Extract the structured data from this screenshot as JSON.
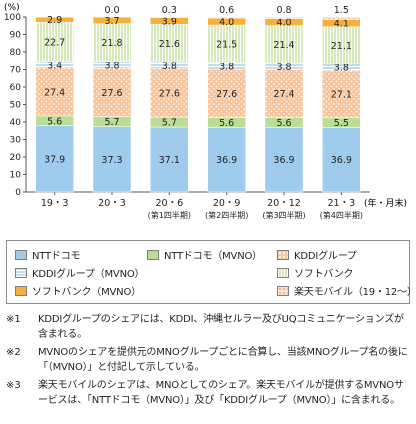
{
  "chart_data": {
    "type": "bar",
    "stacked": true,
    "ylim": [
      0,
      100
    ],
    "y_unit": "(%)",
    "y_ticks": [
      "0",
      "10",
      "20",
      "30",
      "40",
      "50",
      "60",
      "70",
      "80",
      "90",
      "100"
    ],
    "categories": [
      "19・3",
      "20・3",
      "20・6",
      "20・9",
      "20・12",
      "21・3"
    ],
    "category_sublabels": [
      "",
      "",
      "(第1四半期)",
      "(第2四半期)",
      "(第3四半期)",
      "(第4四半期)"
    ],
    "x_unit": "(年・月末)",
    "series": [
      {
        "name": "NTTドコモ",
        "color": "#9fcbec",
        "pattern": "none",
        "values": [
          37.9,
          37.3,
          37.1,
          36.9,
          36.9,
          36.9
        ]
      },
      {
        "name": "NTTドコモ（MVNO）",
        "color": "#bcdd96",
        "pattern": "none",
        "values": [
          5.6,
          5.7,
          5.7,
          5.6,
          5.6,
          5.5
        ]
      },
      {
        "name": "KDDIグループ",
        "color": "#f7c49c",
        "pattern": "dots",
        "values": [
          27.4,
          27.6,
          27.6,
          27.6,
          27.4,
          27.1
        ]
      },
      {
        "name": "KDDIグループ（MVNO）",
        "color": "#c3dcf0",
        "pattern": "hlines",
        "values": [
          3.4,
          3.8,
          3.8,
          3.8,
          3.8,
          3.8
        ]
      },
      {
        "name": "ソフトバンク",
        "color": "#d6eab9",
        "pattern": "vlines",
        "values": [
          22.7,
          21.8,
          21.6,
          21.5,
          21.4,
          21.1
        ]
      },
      {
        "name": "ソフトバンク（MVNO）",
        "color": "#f6b03c",
        "pattern": "none",
        "values": [
          2.9,
          3.7,
          3.9,
          4.0,
          4.0,
          4.1
        ]
      },
      {
        "name": "楽天モバイル（19・12～）",
        "color": "#fce3cf",
        "pattern": "dots",
        "values": [
          null,
          0.0,
          0.3,
          0.6,
          0.8,
          1.5
        ]
      }
    ],
    "legend": {
      "position": "bottom",
      "items": [
        {
          "label": "NTTドコモ",
          "color": "#9fcbec",
          "pattern": "none"
        },
        {
          "label": "NTTドコモ（MVNO）",
          "color": "#bcdd96",
          "pattern": "none"
        },
        {
          "label": "KDDIグループ",
          "color": "#f7c49c",
          "pattern": "dots"
        },
        {
          "label": "KDDIグループ（MVNO）",
          "color": "#c3dcf0",
          "pattern": "hlines"
        },
        {
          "label": "ソフトバンク",
          "color": "#d6eab9",
          "pattern": "vlines"
        },
        {
          "label": "楽天モバイル（19・12～）",
          "color": "#fce3cf",
          "pattern": "dots"
        },
        {
          "label": "ソフトバンク（MVNO）",
          "color": "#f6b03c",
          "pattern": "none"
        }
      ]
    },
    "grid": false
  },
  "notes": [
    {
      "mark": "※1",
      "text": "KDDIグループのシェアには、KDDI、沖縄セルラー及びUQコミュニケーションズが含まれる。"
    },
    {
      "mark": "※2",
      "text": "MVNOのシェアを提供元のMNOグループごとに合算し、当該MNOグループ名の後に「（MVNO）」と付記して示している。"
    },
    {
      "mark": "※3",
      "text": "楽天モバイルのシェアは、MNOとしてのシェア。楽天モバイルが提供するMVNOサービスは、「NTTドコモ（MVNO）」及び「KDDIグループ（MVNO）」に含まれる。"
    }
  ]
}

☆ ☆ ☆

■ Objective
Look through the material above and pick out each line holding the word "ソフトバンク".

■ Finished task
        "name": "ソフトバンク",
        "name": "ソフトバンク（MVNO）",
          "label": "ソフトバンク",
          "label": "ソフトバンク（MVNO）",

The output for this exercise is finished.